= SOURCE DOCUMENT =
________________
As with any internet service that collects and shares data, there will concerns regarding privacy and the possibility of security breaches. In a teletherapy session, the patient is providing very intimate and private details of their daily life, in addition to their conscious thoughts about the world around them. One fear that may depreciate teletherapy in the eyes of a prospective patient is a potential data breach, allowing hackers and digital malware to obtain this sensitive personal information.
For those suffering from social anxiety or agoraphobic symptoms, having the option to remain at home for therapy sessions may seem fruitful to the patient in the moment, but possibly may have a furthering detrimental effect on their mental health. Not leaving the house for a routine, weekly therapy session only contributes to the individual’s routine of social isolation, which may result in feelings of depression, loneliness, and changes in sleep patterns. Further, teletherapy may foster a reliance on technology. While teletherapy works well under certain circumstances (pandemic, illness, social anxiety, et cetera), Philippe et al. believe that continued usage could lead to a lack of empathy on behalf of the therapist. During a remote therapy session, lack of body language and true eye contact could contribute to painting the online patient in a different light than their in-person patients. Skewing the human-on-human interaction through two computer screens, true empathy could be absent when the relationship is purely through video calls, of no fault of the clinician themselves. When patients interact through teletherapy, miscommunication may arise, leading to signs and symptoms being misread. Newer technology can be confusing and exasperating for patients unfamiliar with it. This digital disorientation could also result in a treatment plan not being completed properly.
Digital mental health treatment is a helpful technique for treating patients. Virtual reality therapy, smartphone applications, teletherapy, and avatar therapies have all shown to be fruitful in recent years in comparison to solely in-person treatment. The malleability of e-treatment adds to its accessibility. However, research is still not wholly convinced of its effectiveness.
For future research, technology has been utilized and embedded into more and more healthcare streams. Machine learning can be incorporated into mental health studies through the development of algorithms to detect certain genetic variabilities. However, fine-tuned technological healthcare systems as well as the aforementioned genetic algorithms “come with no guarantees of fairness, equitability, or even veracity”, write Beam and Kohane (2018). Even at present, technology is unmistakably intertwined in the healthcare practice. Most data collected from patients is inputted into the online database, doctor’s appointments are booked through an online dashboard, and hulking machines such as the magnetic resonance imaging (MRI) scanner and ventilators are used daily. The question that remains is not one of removing what we already have, but if it is indeed generative and constructive to go further.
________________
= DATA FOR ANALYSIS =
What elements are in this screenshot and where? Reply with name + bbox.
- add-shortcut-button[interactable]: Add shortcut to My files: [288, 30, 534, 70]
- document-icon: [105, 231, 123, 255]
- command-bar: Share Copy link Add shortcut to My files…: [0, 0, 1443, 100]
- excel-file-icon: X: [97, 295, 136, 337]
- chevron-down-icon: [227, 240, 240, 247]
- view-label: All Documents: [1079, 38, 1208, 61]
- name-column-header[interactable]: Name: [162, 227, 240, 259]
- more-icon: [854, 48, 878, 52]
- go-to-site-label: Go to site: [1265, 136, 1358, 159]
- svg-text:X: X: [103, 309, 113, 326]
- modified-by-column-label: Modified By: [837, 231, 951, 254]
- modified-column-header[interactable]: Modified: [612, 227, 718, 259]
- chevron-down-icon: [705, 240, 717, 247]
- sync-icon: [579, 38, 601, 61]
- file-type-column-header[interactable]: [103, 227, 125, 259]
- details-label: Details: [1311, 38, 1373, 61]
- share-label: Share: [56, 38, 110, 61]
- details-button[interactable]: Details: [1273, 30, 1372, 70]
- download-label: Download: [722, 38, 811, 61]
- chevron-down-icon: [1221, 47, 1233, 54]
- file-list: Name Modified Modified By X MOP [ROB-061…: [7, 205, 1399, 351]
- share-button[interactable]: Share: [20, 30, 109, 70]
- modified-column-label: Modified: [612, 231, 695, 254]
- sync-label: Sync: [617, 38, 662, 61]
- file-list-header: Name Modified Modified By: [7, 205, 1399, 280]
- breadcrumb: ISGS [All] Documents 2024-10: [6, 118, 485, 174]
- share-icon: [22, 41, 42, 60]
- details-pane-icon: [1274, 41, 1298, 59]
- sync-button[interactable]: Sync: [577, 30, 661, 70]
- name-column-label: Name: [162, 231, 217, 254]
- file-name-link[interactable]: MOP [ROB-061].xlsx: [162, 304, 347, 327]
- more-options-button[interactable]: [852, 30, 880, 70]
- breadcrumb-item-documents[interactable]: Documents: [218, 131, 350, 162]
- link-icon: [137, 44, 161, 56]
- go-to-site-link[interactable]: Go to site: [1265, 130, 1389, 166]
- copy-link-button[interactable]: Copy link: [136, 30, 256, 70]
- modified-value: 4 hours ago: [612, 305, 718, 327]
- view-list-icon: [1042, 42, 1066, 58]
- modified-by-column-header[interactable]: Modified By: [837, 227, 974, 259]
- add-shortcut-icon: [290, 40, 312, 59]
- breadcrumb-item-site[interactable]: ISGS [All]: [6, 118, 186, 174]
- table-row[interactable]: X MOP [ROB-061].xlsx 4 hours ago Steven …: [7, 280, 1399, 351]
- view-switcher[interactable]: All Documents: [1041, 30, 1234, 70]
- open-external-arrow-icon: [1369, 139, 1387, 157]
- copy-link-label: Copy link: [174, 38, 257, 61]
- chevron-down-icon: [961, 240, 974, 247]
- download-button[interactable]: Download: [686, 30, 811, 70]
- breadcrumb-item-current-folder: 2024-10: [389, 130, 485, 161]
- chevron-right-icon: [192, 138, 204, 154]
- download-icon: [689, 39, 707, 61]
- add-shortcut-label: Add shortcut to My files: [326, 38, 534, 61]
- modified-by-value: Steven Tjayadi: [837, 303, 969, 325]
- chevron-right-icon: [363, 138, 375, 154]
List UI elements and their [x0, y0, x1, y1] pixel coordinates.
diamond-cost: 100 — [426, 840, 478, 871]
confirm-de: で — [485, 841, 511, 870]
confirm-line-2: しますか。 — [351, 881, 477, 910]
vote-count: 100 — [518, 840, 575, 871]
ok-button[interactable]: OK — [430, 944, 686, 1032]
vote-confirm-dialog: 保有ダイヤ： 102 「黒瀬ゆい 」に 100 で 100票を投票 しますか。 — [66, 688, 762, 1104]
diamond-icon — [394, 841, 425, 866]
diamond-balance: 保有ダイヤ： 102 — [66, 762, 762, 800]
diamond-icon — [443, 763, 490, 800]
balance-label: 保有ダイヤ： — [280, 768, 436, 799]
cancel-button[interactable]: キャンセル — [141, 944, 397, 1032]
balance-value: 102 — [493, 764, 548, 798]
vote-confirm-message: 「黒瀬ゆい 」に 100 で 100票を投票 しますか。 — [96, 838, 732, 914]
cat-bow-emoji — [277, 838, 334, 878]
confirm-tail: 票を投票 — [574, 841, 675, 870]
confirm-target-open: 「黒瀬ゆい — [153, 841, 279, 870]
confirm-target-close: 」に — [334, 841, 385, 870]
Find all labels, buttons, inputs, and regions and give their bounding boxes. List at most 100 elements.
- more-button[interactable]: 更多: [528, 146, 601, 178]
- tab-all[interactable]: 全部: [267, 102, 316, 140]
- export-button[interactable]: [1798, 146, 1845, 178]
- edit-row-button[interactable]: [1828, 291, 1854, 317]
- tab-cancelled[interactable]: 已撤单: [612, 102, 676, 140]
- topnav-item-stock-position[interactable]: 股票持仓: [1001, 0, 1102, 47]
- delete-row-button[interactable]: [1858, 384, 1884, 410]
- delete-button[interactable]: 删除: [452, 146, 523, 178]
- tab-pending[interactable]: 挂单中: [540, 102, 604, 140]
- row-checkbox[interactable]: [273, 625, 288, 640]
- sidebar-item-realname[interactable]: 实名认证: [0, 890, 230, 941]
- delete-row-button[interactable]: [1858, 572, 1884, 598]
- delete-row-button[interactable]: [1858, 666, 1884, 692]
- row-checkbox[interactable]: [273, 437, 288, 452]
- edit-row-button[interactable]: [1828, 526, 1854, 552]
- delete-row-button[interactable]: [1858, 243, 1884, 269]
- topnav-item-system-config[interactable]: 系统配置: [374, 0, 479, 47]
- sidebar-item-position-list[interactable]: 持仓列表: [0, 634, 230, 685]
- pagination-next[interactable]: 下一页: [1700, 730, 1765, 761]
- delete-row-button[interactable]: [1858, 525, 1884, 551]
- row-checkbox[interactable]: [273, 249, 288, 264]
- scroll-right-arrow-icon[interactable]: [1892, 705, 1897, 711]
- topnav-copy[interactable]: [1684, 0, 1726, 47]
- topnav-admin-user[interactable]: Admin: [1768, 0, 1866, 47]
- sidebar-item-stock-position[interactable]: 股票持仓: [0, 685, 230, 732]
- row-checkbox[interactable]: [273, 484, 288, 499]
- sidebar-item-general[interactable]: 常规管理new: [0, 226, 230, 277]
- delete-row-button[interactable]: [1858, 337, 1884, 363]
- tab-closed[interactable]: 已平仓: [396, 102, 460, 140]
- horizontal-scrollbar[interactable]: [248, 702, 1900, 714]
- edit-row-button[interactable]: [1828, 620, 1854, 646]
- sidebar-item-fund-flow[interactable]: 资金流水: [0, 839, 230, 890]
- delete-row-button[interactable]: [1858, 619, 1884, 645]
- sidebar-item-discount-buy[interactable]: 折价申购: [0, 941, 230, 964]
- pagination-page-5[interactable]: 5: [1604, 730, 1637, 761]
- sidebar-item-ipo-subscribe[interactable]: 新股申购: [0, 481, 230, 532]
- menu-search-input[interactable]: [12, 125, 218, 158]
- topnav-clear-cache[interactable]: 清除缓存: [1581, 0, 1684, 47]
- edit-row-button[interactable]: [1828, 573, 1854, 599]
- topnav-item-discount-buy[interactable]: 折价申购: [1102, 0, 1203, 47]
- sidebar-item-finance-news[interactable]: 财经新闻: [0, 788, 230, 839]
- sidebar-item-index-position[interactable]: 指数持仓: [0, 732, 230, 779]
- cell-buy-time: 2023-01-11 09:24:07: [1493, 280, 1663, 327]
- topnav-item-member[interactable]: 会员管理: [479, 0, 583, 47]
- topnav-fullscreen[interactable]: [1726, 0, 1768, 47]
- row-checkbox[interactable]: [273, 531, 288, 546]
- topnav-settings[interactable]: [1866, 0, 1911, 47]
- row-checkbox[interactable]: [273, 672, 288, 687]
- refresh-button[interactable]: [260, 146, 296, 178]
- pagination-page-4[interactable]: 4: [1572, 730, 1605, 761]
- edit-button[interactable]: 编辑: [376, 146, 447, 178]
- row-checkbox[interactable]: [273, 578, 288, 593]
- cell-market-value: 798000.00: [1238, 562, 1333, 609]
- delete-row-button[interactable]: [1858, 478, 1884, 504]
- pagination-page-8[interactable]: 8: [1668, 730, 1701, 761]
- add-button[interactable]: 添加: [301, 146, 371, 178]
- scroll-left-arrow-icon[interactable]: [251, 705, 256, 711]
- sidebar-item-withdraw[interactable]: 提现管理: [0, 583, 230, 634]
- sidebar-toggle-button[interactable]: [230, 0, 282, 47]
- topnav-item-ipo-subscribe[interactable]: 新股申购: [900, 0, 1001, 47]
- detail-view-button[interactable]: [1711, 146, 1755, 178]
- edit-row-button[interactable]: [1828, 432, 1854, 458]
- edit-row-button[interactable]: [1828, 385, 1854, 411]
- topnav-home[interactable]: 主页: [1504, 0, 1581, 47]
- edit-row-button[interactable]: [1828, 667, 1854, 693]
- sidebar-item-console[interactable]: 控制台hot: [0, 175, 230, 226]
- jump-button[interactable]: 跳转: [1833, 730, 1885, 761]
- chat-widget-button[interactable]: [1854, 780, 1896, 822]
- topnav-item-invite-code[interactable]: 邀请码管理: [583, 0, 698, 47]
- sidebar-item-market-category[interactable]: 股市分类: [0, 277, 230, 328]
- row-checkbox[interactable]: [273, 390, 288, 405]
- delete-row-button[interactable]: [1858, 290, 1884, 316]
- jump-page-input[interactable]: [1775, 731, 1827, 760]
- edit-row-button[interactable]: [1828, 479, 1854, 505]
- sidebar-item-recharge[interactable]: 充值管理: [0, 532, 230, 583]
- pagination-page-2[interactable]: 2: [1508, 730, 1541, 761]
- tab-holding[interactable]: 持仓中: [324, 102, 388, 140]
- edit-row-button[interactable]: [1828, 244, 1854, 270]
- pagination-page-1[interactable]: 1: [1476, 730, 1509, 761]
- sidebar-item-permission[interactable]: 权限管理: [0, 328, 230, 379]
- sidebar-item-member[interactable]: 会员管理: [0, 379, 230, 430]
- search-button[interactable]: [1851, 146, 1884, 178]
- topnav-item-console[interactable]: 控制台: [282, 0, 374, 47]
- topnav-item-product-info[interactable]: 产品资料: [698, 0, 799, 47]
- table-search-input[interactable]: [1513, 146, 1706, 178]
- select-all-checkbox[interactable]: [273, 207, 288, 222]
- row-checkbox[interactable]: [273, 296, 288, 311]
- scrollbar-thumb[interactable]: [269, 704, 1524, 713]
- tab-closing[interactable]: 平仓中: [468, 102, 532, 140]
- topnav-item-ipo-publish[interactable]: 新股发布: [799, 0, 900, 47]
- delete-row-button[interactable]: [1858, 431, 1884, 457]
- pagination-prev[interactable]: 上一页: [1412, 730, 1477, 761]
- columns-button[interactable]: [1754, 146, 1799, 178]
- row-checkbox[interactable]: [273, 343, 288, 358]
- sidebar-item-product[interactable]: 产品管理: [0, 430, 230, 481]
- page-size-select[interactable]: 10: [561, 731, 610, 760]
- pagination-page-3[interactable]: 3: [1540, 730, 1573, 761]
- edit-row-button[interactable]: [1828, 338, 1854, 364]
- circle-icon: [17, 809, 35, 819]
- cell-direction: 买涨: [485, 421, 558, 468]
________________
In the teletherapy text, what do Philippe et al. believe continued use of teletherapy could lead to?

A lack of empathy on behalf of the therapist.